• _Instructions for the task_
Images are excluded; otherwise, output every record exactly.

[Records from a data collection]
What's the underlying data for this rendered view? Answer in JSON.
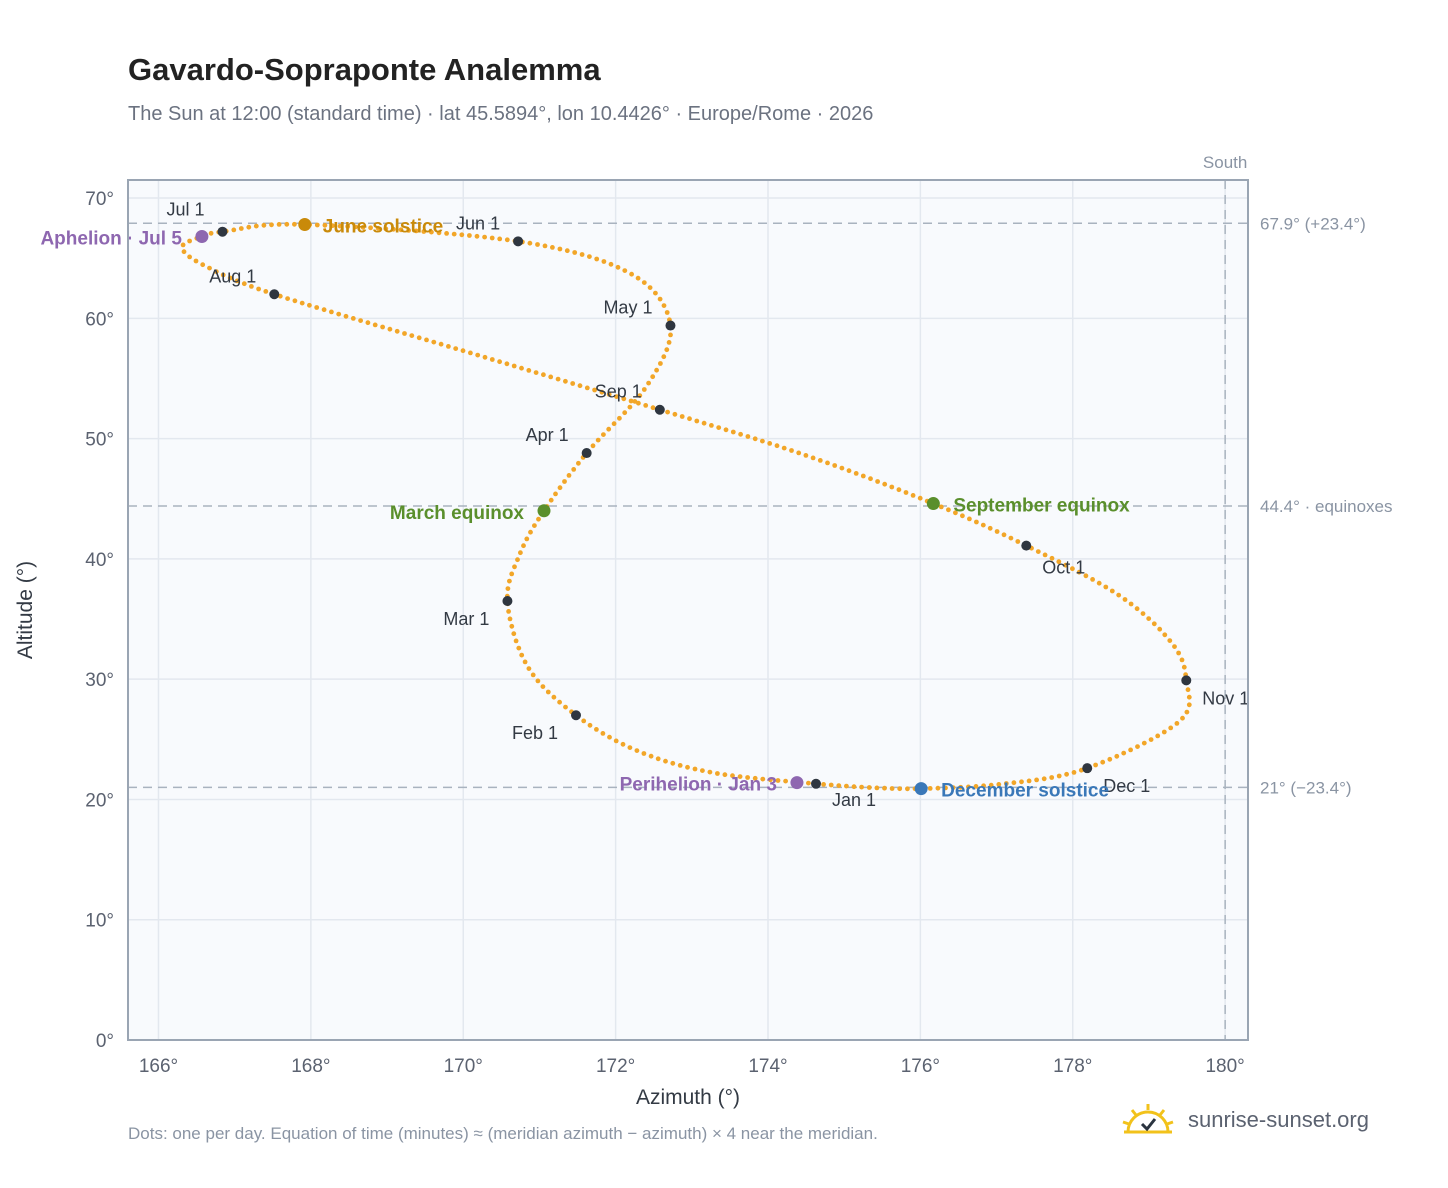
{
  "header": {
    "title": "Gavardo-Sopraponte Analemma",
    "subtitle": "The Sun at 12:00 (standard time) · lat 45.5894°, lon 10.4426° · Europe/Rome · 2026"
  },
  "footer": {
    "note": "Dots: one per day. Equation of time (minutes) ≈ (meridian azimuth − azimuth) × 4 near the meridian.",
    "brand": "sunrise-sunset.org"
  },
  "colors": {
    "curve": "#f2a628",
    "marker": "#2f3640",
    "june": "#c98a0a",
    "equinox": "#5a8f2c",
    "december": "#3a78b8",
    "apsis": "#8e67b0"
  },
  "chart_data": {
    "type": "scatter",
    "xlabel": "Azimuth (°)",
    "ylabel": "Altitude (°)",
    "xlim": [
      165.6,
      180.3
    ],
    "ylim": [
      0,
      71.5
    ],
    "x_ticks": [
      "166°",
      "168°",
      "170°",
      "172°",
      "174°",
      "176°",
      "178°",
      "180°"
    ],
    "x_tick_values": [
      166,
      168,
      170,
      172,
      174,
      176,
      178,
      180
    ],
    "y_ticks": [
      "0°",
      "10°",
      "20°",
      "30°",
      "40°",
      "50°",
      "60°",
      "70°"
    ],
    "y_tick_values": [
      0,
      10,
      20,
      30,
      40,
      50,
      60,
      70
    ],
    "grid": true,
    "reference_lines": [
      {
        "axis": "y",
        "value": 67.9,
        "label": "67.9° (+23.4°)"
      },
      {
        "axis": "y",
        "value": 44.4,
        "label": "44.4° · equinoxes"
      },
      {
        "axis": "y",
        "value": 21.0,
        "label": "21° (−23.4°)"
      },
      {
        "axis": "x",
        "value": 180,
        "label": "South"
      }
    ],
    "month_markers": [
      {
        "label": "Jan 1",
        "x": 174.63,
        "y": 21.3
      },
      {
        "label": "Feb 1",
        "x": 171.48,
        "y": 27.0
      },
      {
        "label": "Mar 1",
        "x": 170.58,
        "y": 36.5
      },
      {
        "label": "Apr 1",
        "x": 171.62,
        "y": 48.8
      },
      {
        "label": "May 1",
        "x": 172.72,
        "y": 59.4
      },
      {
        "label": "Jun 1",
        "x": 170.72,
        "y": 66.4
      },
      {
        "label": "Jul 1",
        "x": 166.84,
        "y": 67.2
      },
      {
        "label": "Aug 1",
        "x": 167.52,
        "y": 62.0
      },
      {
        "label": "Sep 1",
        "x": 172.58,
        "y": 52.4
      },
      {
        "label": "Oct 1",
        "x": 177.39,
        "y": 41.1
      },
      {
        "label": "Nov 1",
        "x": 179.49,
        "y": 29.9
      },
      {
        "label": "Dec 1",
        "x": 178.19,
        "y": 22.6
      }
    ],
    "events": [
      {
        "label": "June solstice",
        "x": 167.92,
        "y": 67.8,
        "color": "#c98a0a"
      },
      {
        "label": "March equinox",
        "x": 171.06,
        "y": 44.0,
        "color": "#5a8f2c"
      },
      {
        "label": "September equinox",
        "x": 176.17,
        "y": 44.6,
        "color": "#5a8f2c"
      },
      {
        "label": "December solstice",
        "x": 176.01,
        "y": 20.9,
        "color": "#3a78b8"
      },
      {
        "label": "Aphelion · Jul 5",
        "x": 166.57,
        "y": 66.8,
        "color": "#8e67b0"
      },
      {
        "label": "Perihelion · Jan 3",
        "x": 174.38,
        "y": 21.4,
        "color": "#8e67b0"
      }
    ],
    "path_key_points": [
      {
        "x": 174.63,
        "y": 21.3
      },
      {
        "x": 173.3,
        "y": 22.2
      },
      {
        "x": 172.3,
        "y": 24.0
      },
      {
        "x": 171.48,
        "y": 27.0
      },
      {
        "x": 170.85,
        "y": 31.0
      },
      {
        "x": 170.58,
        "y": 36.5
      },
      {
        "x": 170.75,
        "y": 40.5
      },
      {
        "x": 171.06,
        "y": 44.0
      },
      {
        "x": 171.62,
        "y": 48.8
      },
      {
        "x": 172.4,
        "y": 54.3
      },
      {
        "x": 172.72,
        "y": 59.4
      },
      {
        "x": 172.2,
        "y": 63.7
      },
      {
        "x": 170.72,
        "y": 66.4
      },
      {
        "x": 167.92,
        "y": 67.8
      },
      {
        "x": 166.84,
        "y": 67.2
      },
      {
        "x": 166.57,
        "y": 66.8
      },
      {
        "x": 166.31,
        "y": 65.9
      },
      {
        "x": 166.6,
        "y": 64.4
      },
      {
        "x": 167.52,
        "y": 62.0
      },
      {
        "x": 170.0,
        "y": 57.3
      },
      {
        "x": 172.58,
        "y": 52.4
      },
      {
        "x": 174.5,
        "y": 48.6
      },
      {
        "x": 176.17,
        "y": 44.6
      },
      {
        "x": 177.39,
        "y": 41.1
      },
      {
        "x": 178.6,
        "y": 37.0
      },
      {
        "x": 179.3,
        "y": 33.0
      },
      {
        "x": 179.49,
        "y": 29.9
      },
      {
        "x": 179.4,
        "y": 26.5
      },
      {
        "x": 178.19,
        "y": 22.6
      },
      {
        "x": 177.1,
        "y": 21.3
      },
      {
        "x": 176.01,
        "y": 20.9
      },
      {
        "x": 175.3,
        "y": 21.0
      },
      {
        "x": 174.63,
        "y": 21.3
      }
    ]
  }
}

• _Task solution_
What's the underlying data for this rendered view? Answer in JSON.
{
  "header": {
    "title": "Gavardo-Sopraponte Analemma",
    "subtitle": "The Sun at 12:00 (standard time) · lat 45.5894°, lon 10.4426° · Europe/Rome · 2026"
  },
  "footer": {
    "note": "Dots: one per day. Equation of time (minutes) ≈ (meridian azimuth − azimuth) × 4 near the meridian.",
    "brand": "sunrise-sunset.org"
  },
  "colors": {
    "curve": "#f2a628",
    "marker": "#2f3640",
    "june": "#c98a0a",
    "equinox": "#5a8f2c",
    "december": "#3a78b8",
    "apsis": "#8e67b0"
  },
  "chart_data": {
    "type": "scatter",
    "xlabel": "Azimuth (°)",
    "ylabel": "Altitude (°)",
    "xlim": [
      165.6,
      180.3
    ],
    "ylim": [
      0,
      71.5
    ],
    "x_ticks": [
      "166°",
      "168°",
      "170°",
      "172°",
      "174°",
      "176°",
      "178°",
      "180°"
    ],
    "x_tick_values": [
      166,
      168,
      170,
      172,
      174,
      176,
      178,
      180
    ],
    "y_ticks": [
      "0°",
      "10°",
      "20°",
      "30°",
      "40°",
      "50°",
      "60°",
      "70°"
    ],
    "y_tick_values": [
      0,
      10,
      20,
      30,
      40,
      50,
      60,
      70
    ],
    "grid": true,
    "reference_lines": [
      {
        "axis": "y",
        "value": 67.9,
        "label": "67.9° (+23.4°)"
      },
      {
        "axis": "y",
        "value": 44.4,
        "label": "44.4° · equinoxes"
      },
      {
        "axis": "y",
        "value": 21.0,
        "label": "21° (−23.4°)"
      },
      {
        "axis": "x",
        "value": 180,
        "label": "South"
      }
    ],
    "month_markers": [
      {
        "label": "Jan 1",
        "x": 174.63,
        "y": 21.3
      },
      {
        "label": "Feb 1",
        "x": 171.48,
        "y": 27.0
      },
      {
        "label": "Mar 1",
        "x": 170.58,
        "y": 36.5
      },
      {
        "label": "Apr 1",
        "x": 171.62,
        "y": 48.8
      },
      {
        "label": "May 1",
        "x": 172.72,
        "y": 59.4
      },
      {
        "label": "Jun 1",
        "x": 170.72,
        "y": 66.4
      },
      {
        "label": "Jul 1",
        "x": 166.84,
        "y": 67.2
      },
      {
        "label": "Aug 1",
        "x": 167.52,
        "y": 62.0
      },
      {
        "label": "Sep 1",
        "x": 172.58,
        "y": 52.4
      },
      {
        "label": "Oct 1",
        "x": 177.39,
        "y": 41.1
      },
      {
        "label": "Nov 1",
        "x": 179.49,
        "y": 29.9
      },
      {
        "label": "Dec 1",
        "x": 178.19,
        "y": 22.6
      }
    ],
    "events": [
      {
        "label": "June solstice",
        "x": 167.92,
        "y": 67.8,
        "color": "#c98a0a"
      },
      {
        "label": "March equinox",
        "x": 171.06,
        "y": 44.0,
        "color": "#5a8f2c"
      },
      {
        "label": "September equinox",
        "x": 176.17,
        "y": 44.6,
        "color": "#5a8f2c"
      },
      {
        "label": "December solstice",
        "x": 176.01,
        "y": 20.9,
        "color": "#3a78b8"
      },
      {
        "label": "Aphelion · Jul 5",
        "x": 166.57,
        "y": 66.8,
        "color": "#8e67b0"
      },
      {
        "label": "Perihelion · Jan 3",
        "x": 174.38,
        "y": 21.4,
        "color": "#8e67b0"
      }
    ],
    "path_key_points": [
      {
        "x": 174.63,
        "y": 21.3
      },
      {
        "x": 173.3,
        "y": 22.2
      },
      {
        "x": 172.3,
        "y": 24.0
      },
      {
        "x": 171.48,
        "y": 27.0
      },
      {
        "x": 170.85,
        "y": 31.0
      },
      {
        "x": 170.58,
        "y": 36.5
      },
      {
        "x": 170.75,
        "y": 40.5
      },
      {
        "x": 171.06,
        "y": 44.0
      },
      {
        "x": 171.62,
        "y": 48.8
      },
      {
        "x": 172.4,
        "y": 54.3
      },
      {
        "x": 172.72,
        "y": 59.4
      },
      {
        "x": 172.2,
        "y": 63.7
      },
      {
        "x": 170.72,
        "y": 66.4
      },
      {
        "x": 167.92,
        "y": 67.8
      },
      {
        "x": 166.84,
        "y": 67.2
      },
      {
        "x": 166.57,
        "y": 66.8
      },
      {
        "x": 166.31,
        "y": 65.9
      },
      {
        "x": 166.6,
        "y": 64.4
      },
      {
        "x": 167.52,
        "y": 62.0
      },
      {
        "x": 170.0,
        "y": 57.3
      },
      {
        "x": 172.58,
        "y": 52.4
      },
      {
        "x": 174.5,
        "y": 48.6
      },
      {
        "x": 176.17,
        "y": 44.6
      },
      {
        "x": 177.39,
        "y": 41.1
      },
      {
        "x": 178.6,
        "y": 37.0
      },
      {
        "x": 179.3,
        "y": 33.0
      },
      {
        "x": 179.49,
        "y": 29.9
      },
      {
        "x": 179.4,
        "y": 26.5
      },
      {
        "x": 178.19,
        "y": 22.6
      },
      {
        "x": 177.1,
        "y": 21.3
      },
      {
        "x": 176.01,
        "y": 20.9
      },
      {
        "x": 175.3,
        "y": 21.0
      },
      {
        "x": 174.63,
        "y": 21.3
      }
    ]
  }
}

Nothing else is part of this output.